* [Supplied records]
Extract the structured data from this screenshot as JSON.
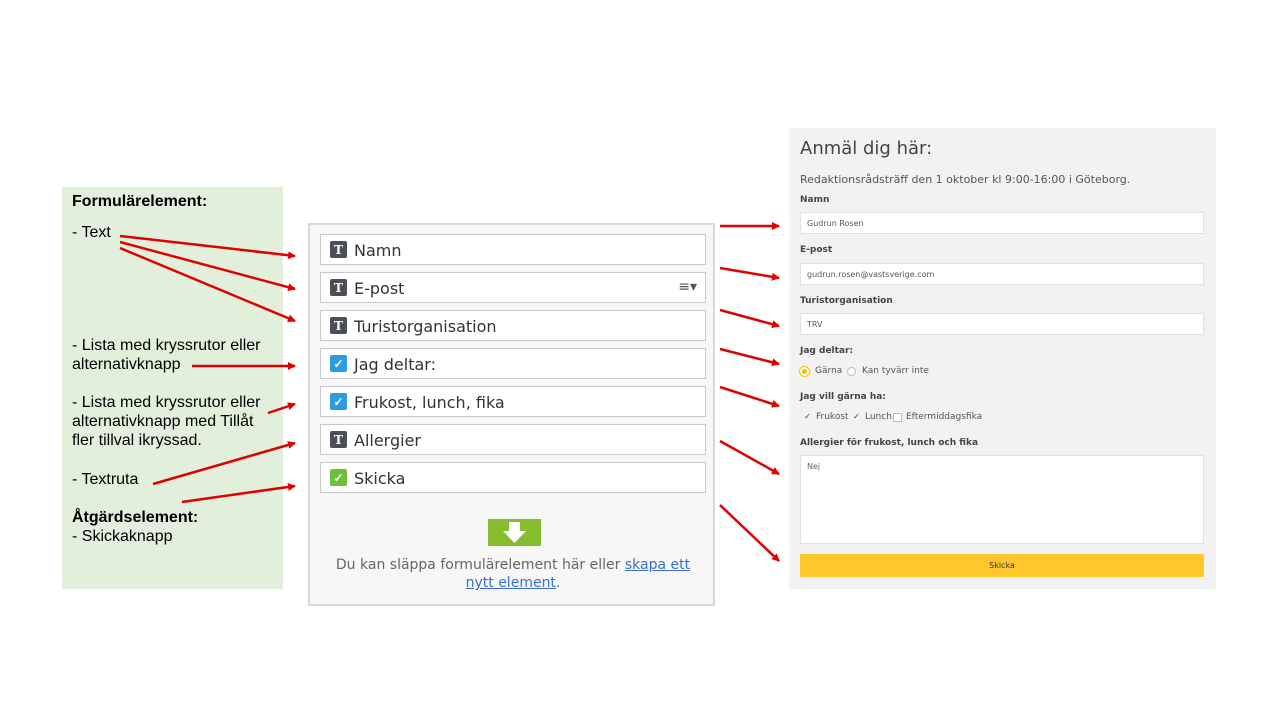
{
  "legend": {
    "heading": "Formulärelement:",
    "text": "- Text",
    "list_single_1": "- Lista med kryssrutor eller",
    "list_single_2": "alternativknapp",
    "list_multi_1": "- Lista med kryssrutor eller",
    "list_multi_2": "alternativknapp med Tillåt",
    "list_multi_3": "fler tillval ikryssad.",
    "textarea": "- Textruta",
    "action_heading": "Åtgärdselement:",
    "submit": "- Skickaknapp"
  },
  "builder": {
    "rows": [
      {
        "label": "Namn",
        "icon": "text-field-icon"
      },
      {
        "label": "E-post",
        "icon": "text-field-icon"
      },
      {
        "label": "Turistorganisation",
        "icon": "text-field-icon"
      },
      {
        "label": "Jag deltar:",
        "icon": "checkbox-list-icon"
      },
      {
        "label": "Frukost, lunch, fika",
        "icon": "checkbox-list-icon"
      },
      {
        "label": "Allergier",
        "icon": "textarea-icon"
      },
      {
        "label": "Skicka",
        "icon": "submit-icon"
      }
    ],
    "menu_icon": "≡▾",
    "drop_text": "Du kan släppa formulärelement här eller ",
    "drop_link": "skapa ett nytt element",
    "drop_end": "."
  },
  "form": {
    "title": "Anmäl dig här:",
    "subtitle": "Redaktionsrådsträff den 1 oktober kl 9:00-16:00 i Göteborg.",
    "name_label": "Namn",
    "name_value": "Gudrun Rosen",
    "email_label": "E-post",
    "email_value": "gudrun.rosen@vastsverige.com",
    "org_label": "Turistorganisation",
    "org_value": "TRV",
    "attend_label": "Jag deltar:",
    "attend_options": [
      "Gärna",
      "Kan tyvärr inte"
    ],
    "attend_selected": "Gärna",
    "meals_label": "Jag vill gärna ha:",
    "meal_options": [
      "Frukost",
      "Lunch",
      "Eftermiddagsfika"
    ],
    "meals_checked": [
      "Frukost",
      "Lunch"
    ],
    "allergy_label": "Allergier för frukost, lunch och fika",
    "allergy_value": "Nej",
    "submit_label": "Skicka",
    "accent_color": "#ffc72c"
  },
  "arrow_color": "#e00000"
}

* [Description of the task]
Make an exact copy of all the material, but keep the pictures out of it.

* [Complete answer]
Extract the structured data from this screenshot as JSON.
{
  "legend": {
    "heading": "Formulärelement:",
    "text": "- Text",
    "list_single_1": "- Lista med kryssrutor eller",
    "list_single_2": "alternativknapp",
    "list_multi_1": "- Lista med kryssrutor eller",
    "list_multi_2": "alternativknapp med Tillåt",
    "list_multi_3": "fler tillval ikryssad.",
    "textarea": "- Textruta",
    "action_heading": "Åtgärdselement:",
    "submit": "- Skickaknapp"
  },
  "builder": {
    "rows": [
      {
        "label": "Namn",
        "icon": "text-field-icon"
      },
      {
        "label": "E-post",
        "icon": "text-field-icon"
      },
      {
        "label": "Turistorganisation",
        "icon": "text-field-icon"
      },
      {
        "label": "Jag deltar:",
        "icon": "checkbox-list-icon"
      },
      {
        "label": "Frukost, lunch, fika",
        "icon": "checkbox-list-icon"
      },
      {
        "label": "Allergier",
        "icon": "textarea-icon"
      },
      {
        "label": "Skicka",
        "icon": "submit-icon"
      }
    ],
    "menu_icon": "≡▾",
    "drop_text": "Du kan släppa formulärelement här eller ",
    "drop_link": "skapa ett nytt element",
    "drop_end": "."
  },
  "form": {
    "title": "Anmäl dig här:",
    "subtitle": "Redaktionsrådsträff den 1 oktober kl 9:00-16:00 i Göteborg.",
    "name_label": "Namn",
    "name_value": "Gudrun Rosen",
    "email_label": "E-post",
    "email_value": "gudrun.rosen@vastsverige.com",
    "org_label": "Turistorganisation",
    "org_value": "TRV",
    "attend_label": "Jag deltar:",
    "attend_options": [
      "Gärna",
      "Kan tyvärr inte"
    ],
    "attend_selected": "Gärna",
    "meals_label": "Jag vill gärna ha:",
    "meal_options": [
      "Frukost",
      "Lunch",
      "Eftermiddagsfika"
    ],
    "meals_checked": [
      "Frukost",
      "Lunch"
    ],
    "allergy_label": "Allergier för frukost, lunch och fika",
    "allergy_value": "Nej",
    "submit_label": "Skicka",
    "accent_color": "#ffc72c"
  },
  "arrow_color": "#e00000"
}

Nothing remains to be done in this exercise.